**Work to be completed:** Nothing but the lines from the one containing "Transcribe this chart's" to the end of the data should be returned, exactly as written; pictures are omitted.

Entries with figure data
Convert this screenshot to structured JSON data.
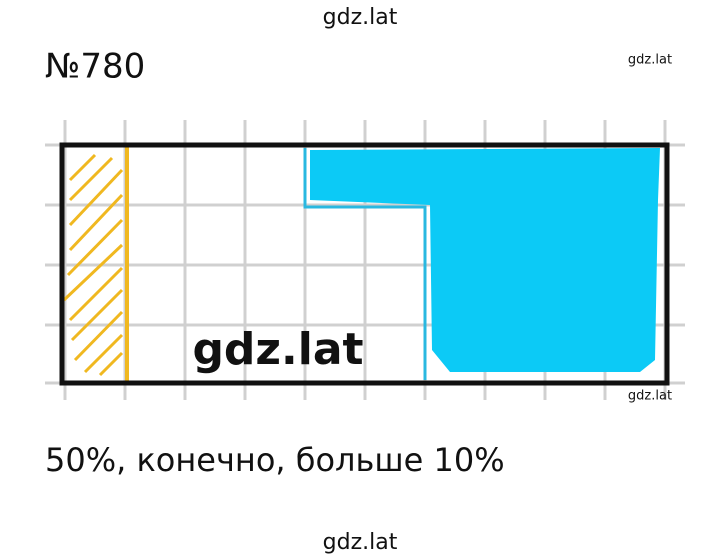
{
  "watermark_top": "gdz.lat",
  "title": "№780",
  "watermark_corner_top": "gdz.lat",
  "watermark_center": "gdz.lat",
  "watermark_corner_bottom": "gdz.lat",
  "answer": "50%, конечно, больше 10%",
  "watermark_bottom": "gdz.lat"
}
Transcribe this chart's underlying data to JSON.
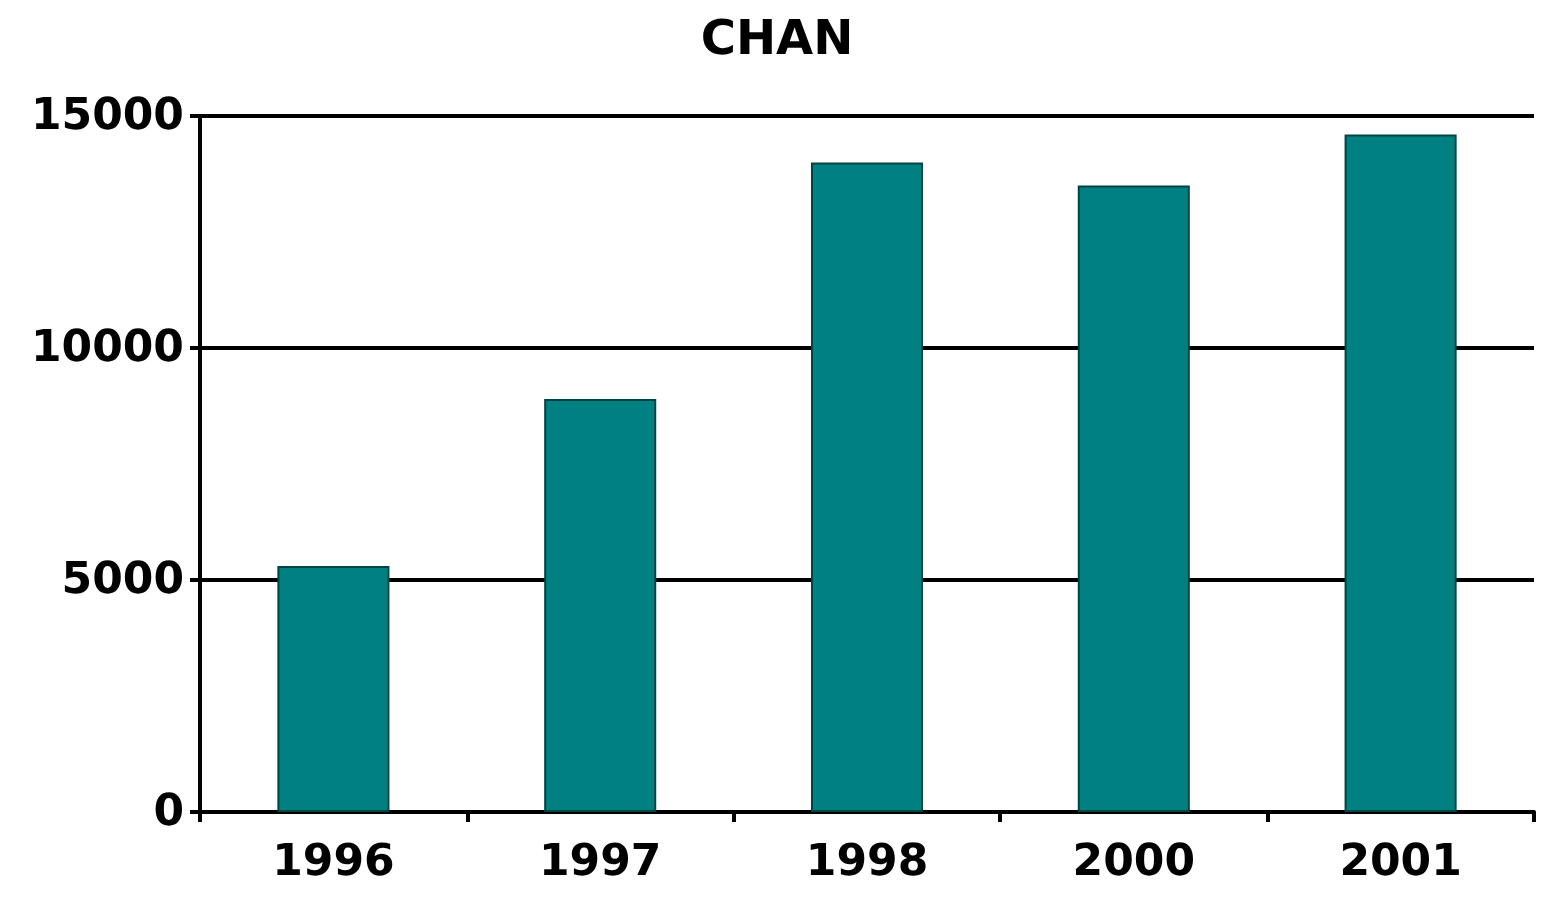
{
  "chart_data": {
    "type": "bar",
    "title": "CHAN",
    "categories": [
      "1996",
      "1997",
      "1998",
      "2000",
      "2001"
    ],
    "values": [
      5300,
      8900,
      14000,
      13500,
      14600
    ],
    "color": "#008080",
    "ylim": [
      0,
      15000
    ],
    "yticks": [
      0,
      5000,
      10000,
      15000
    ],
    "grid": "y"
  }
}
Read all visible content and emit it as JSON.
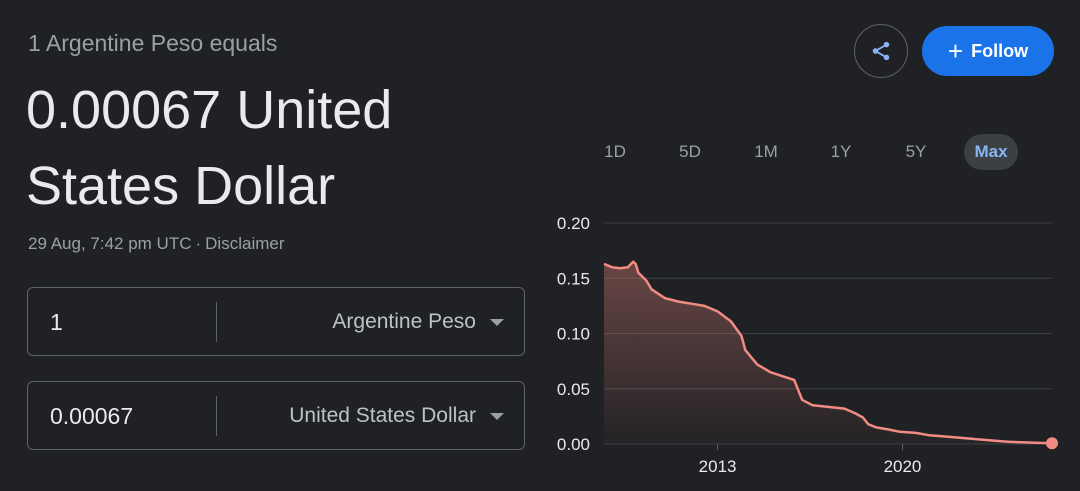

**Solution to this task:**
Transcribe this chart's underlying data to JSON.
{
  "chart_data": {
    "type": "bar",
    "title": "CHAN",
    "categories": [
      "1996",
      "1997",
      "1998",
      "2000",
      "2001"
    ],
    "values": [
      5300,
      8900,
      14000,
      13500,
      14600
    ],
    "color": "#008080",
    "ylim": [
      0,
      15000
    ],
    "yticks": [
      0,
      5000,
      10000,
      15000
    ],
    "grid": "y"
  }
}
Read all visible content and emit it as JSON.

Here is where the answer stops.